== Description of the task ==
Retype each record shown below, leaving every character as it is.

== Given data ==
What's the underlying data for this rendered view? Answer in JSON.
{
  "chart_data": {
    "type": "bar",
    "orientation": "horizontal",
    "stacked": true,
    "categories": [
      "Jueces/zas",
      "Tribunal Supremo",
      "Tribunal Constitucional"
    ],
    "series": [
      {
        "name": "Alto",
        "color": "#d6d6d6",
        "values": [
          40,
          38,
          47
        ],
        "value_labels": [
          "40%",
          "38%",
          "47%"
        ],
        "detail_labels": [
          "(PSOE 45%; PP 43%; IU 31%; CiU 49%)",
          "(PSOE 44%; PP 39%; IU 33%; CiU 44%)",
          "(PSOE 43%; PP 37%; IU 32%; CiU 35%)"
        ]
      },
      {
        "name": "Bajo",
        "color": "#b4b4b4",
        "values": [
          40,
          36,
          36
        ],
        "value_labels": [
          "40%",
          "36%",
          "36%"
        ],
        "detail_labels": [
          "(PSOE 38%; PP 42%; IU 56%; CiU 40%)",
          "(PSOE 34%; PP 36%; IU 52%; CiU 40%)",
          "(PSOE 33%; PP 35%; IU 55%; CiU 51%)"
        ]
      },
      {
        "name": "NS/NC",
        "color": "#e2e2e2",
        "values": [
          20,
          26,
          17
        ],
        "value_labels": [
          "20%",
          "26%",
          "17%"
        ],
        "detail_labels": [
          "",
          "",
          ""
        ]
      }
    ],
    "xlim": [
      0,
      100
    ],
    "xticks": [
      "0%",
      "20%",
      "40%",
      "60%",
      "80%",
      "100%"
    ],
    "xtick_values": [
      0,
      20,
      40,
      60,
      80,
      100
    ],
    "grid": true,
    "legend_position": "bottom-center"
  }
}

== Right answer ==
What's the underlying data for this rendered view? Answer in JSON.
{
  "chart_data": {
    "type": "bar",
    "orientation": "horizontal",
    "stacked": true,
    "categories": [
      "Jueces/zas",
      "Tribunal Supremo",
      "Tribunal Constitucional"
    ],
    "series": [
      {
        "name": "Alto",
        "color": "#d6d6d6",
        "values": [
          40,
          38,
          47
        ],
        "value_labels": [
          "40%",
          "38%",
          "47%"
        ],
        "detail_labels": [
          "(PSOE 45%; PP 43%; IU 31%; CiU 49%)",
          "(PSOE 44%; PP 39%; IU 33%; CiU 44%)",
          "(PSOE 43%; PP 37%; IU 32%; CiU 35%)"
        ]
      },
      {
        "name": "Bajo",
        "color": "#b4b4b4",
        "values": [
          40,
          36,
          36
        ],
        "value_labels": [
          "40%",
          "36%",
          "36%"
        ],
        "detail_labels": [
          "(PSOE 38%; PP 42%; IU 56%; CiU 40%)",
          "(PSOE 34%; PP 36%; IU 52%; CiU 40%)",
          "(PSOE 33%; PP 35%; IU 55%; CiU 51%)"
        ]
      },
      {
        "name": "NS/NC",
        "color": "#e2e2e2",
        "values": [
          20,
          26,
          17
        ],
        "value_labels": [
          "20%",
          "26%",
          "17%"
        ],
        "detail_labels": [
          "",
          "",
          ""
        ]
      }
    ],
    "xlim": [
      0,
      100
    ],
    "xticks": [
      "0%",
      "20%",
      "40%",
      "60%",
      "80%",
      "100%"
    ],
    "xtick_values": [
      0,
      20,
      40,
      60,
      80,
      100
    ],
    "grid": true,
    "legend_position": "bottom-center"
  }
}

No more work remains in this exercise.